DIRECTIONS: Please find all lines in the data that hold the string "only" and copy them.
[Start of GIVEN DATA]
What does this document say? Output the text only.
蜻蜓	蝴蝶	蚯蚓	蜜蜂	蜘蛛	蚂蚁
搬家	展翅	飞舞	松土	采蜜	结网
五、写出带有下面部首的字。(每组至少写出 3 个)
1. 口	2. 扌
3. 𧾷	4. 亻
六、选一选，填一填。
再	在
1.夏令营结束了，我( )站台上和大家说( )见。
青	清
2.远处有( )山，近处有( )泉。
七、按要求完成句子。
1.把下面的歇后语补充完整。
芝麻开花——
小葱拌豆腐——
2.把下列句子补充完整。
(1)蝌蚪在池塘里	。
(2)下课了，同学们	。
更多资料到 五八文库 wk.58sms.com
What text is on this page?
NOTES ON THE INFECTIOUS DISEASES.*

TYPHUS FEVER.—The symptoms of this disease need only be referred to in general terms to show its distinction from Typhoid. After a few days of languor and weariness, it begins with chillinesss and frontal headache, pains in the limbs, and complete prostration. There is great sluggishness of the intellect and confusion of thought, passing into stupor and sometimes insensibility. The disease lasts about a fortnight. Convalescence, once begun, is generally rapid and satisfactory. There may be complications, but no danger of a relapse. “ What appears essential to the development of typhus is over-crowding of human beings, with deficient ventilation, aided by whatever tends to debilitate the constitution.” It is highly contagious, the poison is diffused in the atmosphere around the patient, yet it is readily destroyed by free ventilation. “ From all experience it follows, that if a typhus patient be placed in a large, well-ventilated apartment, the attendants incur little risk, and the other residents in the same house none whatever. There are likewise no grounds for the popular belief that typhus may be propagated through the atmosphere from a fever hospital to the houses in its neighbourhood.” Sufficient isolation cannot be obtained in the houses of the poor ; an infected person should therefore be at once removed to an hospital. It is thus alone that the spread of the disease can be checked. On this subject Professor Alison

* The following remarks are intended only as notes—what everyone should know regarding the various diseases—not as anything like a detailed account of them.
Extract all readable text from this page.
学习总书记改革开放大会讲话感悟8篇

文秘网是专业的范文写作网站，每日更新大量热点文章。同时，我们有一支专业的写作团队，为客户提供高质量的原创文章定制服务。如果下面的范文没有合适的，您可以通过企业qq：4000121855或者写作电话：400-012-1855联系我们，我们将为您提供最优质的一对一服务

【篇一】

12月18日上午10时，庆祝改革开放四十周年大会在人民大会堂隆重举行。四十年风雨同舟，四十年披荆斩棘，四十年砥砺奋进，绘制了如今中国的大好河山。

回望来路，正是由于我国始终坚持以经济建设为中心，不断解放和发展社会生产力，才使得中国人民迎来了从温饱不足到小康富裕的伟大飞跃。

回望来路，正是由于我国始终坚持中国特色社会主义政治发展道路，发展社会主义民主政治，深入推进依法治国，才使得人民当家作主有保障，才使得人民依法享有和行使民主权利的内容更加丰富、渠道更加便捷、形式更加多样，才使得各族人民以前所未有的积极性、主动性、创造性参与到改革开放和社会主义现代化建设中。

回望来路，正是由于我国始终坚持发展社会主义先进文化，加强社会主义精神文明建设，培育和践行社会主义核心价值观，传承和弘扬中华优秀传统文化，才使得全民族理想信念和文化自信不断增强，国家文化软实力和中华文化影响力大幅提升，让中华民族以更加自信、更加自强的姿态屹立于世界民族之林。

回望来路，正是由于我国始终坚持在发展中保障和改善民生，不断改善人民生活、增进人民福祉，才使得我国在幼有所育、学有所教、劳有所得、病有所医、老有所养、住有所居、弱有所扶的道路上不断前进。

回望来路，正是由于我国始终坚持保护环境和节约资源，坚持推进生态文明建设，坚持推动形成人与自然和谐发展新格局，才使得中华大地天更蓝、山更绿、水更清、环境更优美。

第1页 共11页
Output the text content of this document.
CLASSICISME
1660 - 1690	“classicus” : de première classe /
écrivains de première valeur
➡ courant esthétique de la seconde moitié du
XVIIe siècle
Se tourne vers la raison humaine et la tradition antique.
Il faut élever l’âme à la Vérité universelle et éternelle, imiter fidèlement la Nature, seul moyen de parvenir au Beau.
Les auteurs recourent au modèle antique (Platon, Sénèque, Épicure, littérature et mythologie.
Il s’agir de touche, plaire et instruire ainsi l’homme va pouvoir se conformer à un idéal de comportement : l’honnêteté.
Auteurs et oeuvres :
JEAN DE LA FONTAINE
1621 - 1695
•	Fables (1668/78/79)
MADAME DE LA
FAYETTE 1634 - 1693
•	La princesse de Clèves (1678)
[End of GIVEN DATA]
OUTPUT BELOW:
What does this document say? Output the text only.
TYPHUS FEVER.—The symptoms of this disease need only be referred to in general terms to show its distinction from Typhoid. After a few days of languor and weariness, it begins with chillinesss and frontal headache, pains in the limbs, and complete prostration. There is great sluggishness of the intellect and confusion of thought, passing into stupor and sometimes insensibility. The disease lasts about a fortnight. Convalescence, once begun, is generally rapid and satisfactory. There may be complications, but no danger of a relapse. “ What appears essential to the development of typhus is over-crowding of human beings, with deficient ventilation, aided by whatever tends to debilitate the constitution.” It is highly contagious, the poison is diffused in the atmosphere around the patient, yet it is readily destroyed by free ventilation. “ From all experience it follows, that if a typhus patient be placed in a large, well-ventilated apartment, the attendants incur little risk, and the other residents in the same house none whatever. There are likewise no grounds for the popular belief that typhus may be propagated through the atmosphere from a fever hospital to the houses in its neighbourhood.” Sufficient isolation cannot be obtained in the houses of the poor ; an infected person should therefore be at once removed to an hospital. It is thus alone that the spread of the disease can be checked. On this subject Professor Alison
* The following remarks are intended only as notes—what everyone should know regarding the various diseases—not as anything like a detailed account of them.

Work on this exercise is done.